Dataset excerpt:
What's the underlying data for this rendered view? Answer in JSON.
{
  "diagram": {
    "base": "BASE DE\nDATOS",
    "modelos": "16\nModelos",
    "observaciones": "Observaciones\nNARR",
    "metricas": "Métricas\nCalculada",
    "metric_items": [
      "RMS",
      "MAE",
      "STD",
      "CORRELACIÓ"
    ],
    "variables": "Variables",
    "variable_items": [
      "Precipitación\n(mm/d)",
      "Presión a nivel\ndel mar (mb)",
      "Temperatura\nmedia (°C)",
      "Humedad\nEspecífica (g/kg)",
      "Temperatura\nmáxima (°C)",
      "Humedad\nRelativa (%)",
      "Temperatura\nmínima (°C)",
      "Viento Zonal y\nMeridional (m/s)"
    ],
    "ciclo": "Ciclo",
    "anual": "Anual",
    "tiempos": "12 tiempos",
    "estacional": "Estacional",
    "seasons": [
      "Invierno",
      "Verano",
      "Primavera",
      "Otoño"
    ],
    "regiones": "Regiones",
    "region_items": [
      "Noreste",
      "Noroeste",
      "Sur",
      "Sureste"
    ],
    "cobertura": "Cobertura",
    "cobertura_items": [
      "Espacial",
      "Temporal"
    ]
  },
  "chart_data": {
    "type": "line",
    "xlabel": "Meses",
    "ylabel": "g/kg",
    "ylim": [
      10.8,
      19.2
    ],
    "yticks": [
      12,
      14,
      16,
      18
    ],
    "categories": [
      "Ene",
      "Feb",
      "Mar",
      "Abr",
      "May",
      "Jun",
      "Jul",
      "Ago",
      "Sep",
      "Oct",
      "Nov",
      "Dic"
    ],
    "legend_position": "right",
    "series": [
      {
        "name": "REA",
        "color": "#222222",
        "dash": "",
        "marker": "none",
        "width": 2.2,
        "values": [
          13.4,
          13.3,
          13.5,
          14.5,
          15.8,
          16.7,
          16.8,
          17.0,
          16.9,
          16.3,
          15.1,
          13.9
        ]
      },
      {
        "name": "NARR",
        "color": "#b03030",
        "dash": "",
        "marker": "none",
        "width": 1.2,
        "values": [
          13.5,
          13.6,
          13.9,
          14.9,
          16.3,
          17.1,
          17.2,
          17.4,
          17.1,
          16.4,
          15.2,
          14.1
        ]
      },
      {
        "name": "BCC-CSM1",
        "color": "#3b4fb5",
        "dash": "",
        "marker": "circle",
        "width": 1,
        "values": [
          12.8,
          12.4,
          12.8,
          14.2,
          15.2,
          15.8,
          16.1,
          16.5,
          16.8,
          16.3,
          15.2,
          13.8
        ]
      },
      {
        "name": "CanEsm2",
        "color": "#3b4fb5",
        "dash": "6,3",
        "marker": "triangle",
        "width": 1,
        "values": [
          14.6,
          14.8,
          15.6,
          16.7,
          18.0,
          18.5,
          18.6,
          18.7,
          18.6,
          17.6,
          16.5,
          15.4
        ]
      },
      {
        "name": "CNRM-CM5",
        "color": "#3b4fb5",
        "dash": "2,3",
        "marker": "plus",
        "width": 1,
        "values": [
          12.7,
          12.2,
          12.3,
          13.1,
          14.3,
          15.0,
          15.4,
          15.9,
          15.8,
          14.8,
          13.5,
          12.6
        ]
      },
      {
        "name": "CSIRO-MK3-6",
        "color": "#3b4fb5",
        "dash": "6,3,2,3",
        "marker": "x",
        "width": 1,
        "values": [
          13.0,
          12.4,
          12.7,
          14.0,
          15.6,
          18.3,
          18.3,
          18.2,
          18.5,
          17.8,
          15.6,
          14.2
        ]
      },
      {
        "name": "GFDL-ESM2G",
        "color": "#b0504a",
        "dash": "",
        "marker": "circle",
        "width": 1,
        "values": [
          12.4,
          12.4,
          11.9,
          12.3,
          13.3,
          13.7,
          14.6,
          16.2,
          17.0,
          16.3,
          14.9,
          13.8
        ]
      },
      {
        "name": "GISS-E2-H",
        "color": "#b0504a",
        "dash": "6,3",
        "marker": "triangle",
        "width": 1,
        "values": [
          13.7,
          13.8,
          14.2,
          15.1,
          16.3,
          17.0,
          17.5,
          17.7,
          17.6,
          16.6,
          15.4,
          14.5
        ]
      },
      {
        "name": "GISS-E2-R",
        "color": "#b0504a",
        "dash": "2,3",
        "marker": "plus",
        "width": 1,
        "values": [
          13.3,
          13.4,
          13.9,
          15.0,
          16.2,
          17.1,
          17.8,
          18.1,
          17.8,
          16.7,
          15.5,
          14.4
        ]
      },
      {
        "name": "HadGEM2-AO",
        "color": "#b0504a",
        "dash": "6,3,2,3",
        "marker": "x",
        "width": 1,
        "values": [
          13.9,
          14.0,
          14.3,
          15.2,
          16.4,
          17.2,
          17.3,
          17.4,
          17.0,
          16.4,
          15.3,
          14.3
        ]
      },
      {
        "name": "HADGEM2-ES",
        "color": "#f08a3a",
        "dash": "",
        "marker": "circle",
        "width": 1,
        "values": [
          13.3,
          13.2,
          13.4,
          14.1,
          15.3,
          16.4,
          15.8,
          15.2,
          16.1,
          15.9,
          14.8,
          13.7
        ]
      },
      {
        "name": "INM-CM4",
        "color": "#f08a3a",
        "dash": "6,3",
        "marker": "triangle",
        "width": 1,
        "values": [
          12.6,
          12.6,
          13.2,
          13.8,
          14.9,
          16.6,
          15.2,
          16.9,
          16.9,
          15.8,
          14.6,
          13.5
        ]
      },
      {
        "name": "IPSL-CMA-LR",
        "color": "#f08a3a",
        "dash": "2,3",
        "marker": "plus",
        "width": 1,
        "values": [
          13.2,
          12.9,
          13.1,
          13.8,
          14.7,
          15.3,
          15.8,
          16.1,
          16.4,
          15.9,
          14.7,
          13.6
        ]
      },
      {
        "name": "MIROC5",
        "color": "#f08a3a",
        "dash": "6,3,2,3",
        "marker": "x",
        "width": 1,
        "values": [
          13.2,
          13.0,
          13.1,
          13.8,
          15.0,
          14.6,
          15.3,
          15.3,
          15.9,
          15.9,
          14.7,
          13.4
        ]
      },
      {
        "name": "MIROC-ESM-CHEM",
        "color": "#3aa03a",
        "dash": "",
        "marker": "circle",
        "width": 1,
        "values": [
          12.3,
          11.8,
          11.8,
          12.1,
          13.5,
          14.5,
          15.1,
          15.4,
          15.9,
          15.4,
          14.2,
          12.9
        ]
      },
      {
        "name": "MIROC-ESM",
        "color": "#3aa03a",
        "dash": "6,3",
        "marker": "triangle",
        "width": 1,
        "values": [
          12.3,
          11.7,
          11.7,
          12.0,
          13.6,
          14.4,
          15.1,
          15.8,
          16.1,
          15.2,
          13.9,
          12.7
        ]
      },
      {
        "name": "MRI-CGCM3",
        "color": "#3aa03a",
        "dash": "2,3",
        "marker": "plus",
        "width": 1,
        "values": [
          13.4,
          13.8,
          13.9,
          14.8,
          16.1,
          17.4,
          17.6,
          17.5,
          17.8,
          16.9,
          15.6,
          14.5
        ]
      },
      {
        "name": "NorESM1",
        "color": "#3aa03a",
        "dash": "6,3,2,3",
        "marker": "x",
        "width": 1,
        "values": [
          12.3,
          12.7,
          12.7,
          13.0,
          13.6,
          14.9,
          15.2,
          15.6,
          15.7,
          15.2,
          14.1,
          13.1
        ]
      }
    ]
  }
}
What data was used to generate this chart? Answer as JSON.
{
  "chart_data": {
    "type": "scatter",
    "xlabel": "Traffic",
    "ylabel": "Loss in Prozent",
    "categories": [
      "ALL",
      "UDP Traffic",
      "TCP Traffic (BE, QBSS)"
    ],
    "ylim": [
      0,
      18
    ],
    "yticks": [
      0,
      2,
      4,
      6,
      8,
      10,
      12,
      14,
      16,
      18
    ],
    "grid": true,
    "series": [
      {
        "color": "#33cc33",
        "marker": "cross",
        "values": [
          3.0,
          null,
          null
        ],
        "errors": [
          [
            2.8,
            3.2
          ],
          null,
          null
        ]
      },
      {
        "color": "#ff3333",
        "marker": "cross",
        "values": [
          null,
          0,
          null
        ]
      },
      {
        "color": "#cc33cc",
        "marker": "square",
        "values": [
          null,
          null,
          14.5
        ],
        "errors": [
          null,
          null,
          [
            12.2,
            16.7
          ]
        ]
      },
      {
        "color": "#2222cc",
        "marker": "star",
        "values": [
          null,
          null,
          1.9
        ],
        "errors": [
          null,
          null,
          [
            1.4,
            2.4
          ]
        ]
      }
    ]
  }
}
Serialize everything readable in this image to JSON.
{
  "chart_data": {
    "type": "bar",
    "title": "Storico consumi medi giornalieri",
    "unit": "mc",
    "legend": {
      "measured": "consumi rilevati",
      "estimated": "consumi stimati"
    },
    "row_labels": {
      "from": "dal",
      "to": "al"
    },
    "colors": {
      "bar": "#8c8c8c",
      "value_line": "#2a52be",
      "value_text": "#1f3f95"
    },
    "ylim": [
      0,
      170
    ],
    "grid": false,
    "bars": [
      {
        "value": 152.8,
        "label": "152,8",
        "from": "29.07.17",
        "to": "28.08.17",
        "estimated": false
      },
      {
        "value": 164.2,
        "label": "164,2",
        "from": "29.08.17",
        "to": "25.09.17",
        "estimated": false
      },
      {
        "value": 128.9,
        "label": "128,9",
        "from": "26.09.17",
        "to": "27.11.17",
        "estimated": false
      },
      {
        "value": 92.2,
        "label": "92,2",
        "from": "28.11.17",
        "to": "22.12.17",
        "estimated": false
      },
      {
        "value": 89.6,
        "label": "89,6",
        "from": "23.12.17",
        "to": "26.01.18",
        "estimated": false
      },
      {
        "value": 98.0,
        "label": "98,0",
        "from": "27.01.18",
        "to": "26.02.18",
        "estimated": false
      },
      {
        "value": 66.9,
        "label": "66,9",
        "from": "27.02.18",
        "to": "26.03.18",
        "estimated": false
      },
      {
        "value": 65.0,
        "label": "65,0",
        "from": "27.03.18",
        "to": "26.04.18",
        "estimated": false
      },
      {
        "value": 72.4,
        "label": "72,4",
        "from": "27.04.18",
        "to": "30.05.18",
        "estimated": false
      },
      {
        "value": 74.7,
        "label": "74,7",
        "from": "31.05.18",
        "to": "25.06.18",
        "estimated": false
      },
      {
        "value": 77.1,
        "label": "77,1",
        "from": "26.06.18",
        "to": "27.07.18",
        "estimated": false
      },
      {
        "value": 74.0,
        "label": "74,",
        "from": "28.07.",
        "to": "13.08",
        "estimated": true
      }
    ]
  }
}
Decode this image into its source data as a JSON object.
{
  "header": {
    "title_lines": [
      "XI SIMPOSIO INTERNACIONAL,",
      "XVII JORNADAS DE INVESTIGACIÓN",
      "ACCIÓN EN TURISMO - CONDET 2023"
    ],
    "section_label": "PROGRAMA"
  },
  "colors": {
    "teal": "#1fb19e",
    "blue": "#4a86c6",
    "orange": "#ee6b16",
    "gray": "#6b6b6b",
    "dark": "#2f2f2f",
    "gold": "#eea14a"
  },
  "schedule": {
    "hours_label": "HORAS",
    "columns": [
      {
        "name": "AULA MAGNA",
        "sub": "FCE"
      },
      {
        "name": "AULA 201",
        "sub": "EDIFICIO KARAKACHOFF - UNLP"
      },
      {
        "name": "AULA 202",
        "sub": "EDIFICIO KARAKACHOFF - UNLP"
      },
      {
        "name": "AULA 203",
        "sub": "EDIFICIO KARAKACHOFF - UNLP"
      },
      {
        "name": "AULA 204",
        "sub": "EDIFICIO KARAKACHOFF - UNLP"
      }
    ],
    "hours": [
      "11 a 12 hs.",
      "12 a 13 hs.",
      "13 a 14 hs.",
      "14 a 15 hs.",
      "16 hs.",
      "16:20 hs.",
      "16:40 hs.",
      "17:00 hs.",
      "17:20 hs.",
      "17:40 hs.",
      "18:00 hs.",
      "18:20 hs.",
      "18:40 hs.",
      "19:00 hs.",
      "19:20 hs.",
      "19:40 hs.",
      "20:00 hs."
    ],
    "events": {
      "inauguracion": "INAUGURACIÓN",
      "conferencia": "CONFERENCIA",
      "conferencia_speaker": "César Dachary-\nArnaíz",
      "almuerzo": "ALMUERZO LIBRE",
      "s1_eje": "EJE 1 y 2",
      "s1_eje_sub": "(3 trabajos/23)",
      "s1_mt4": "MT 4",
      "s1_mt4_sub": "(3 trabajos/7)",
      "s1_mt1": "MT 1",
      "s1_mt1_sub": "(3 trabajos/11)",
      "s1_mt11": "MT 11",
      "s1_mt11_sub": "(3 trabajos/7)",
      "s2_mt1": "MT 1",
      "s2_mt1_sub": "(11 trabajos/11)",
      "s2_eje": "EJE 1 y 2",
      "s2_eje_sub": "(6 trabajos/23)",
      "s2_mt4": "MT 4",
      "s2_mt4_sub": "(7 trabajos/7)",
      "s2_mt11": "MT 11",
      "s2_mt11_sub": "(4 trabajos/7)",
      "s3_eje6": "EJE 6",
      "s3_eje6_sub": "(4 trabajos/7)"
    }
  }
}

> Challenge: Only lines with the string "Humedad" belong in your answer; copy each one.

> The solution:
      "Humedad\nEspecífica (g/kg)",
      "Humedad\nRelativa (%)",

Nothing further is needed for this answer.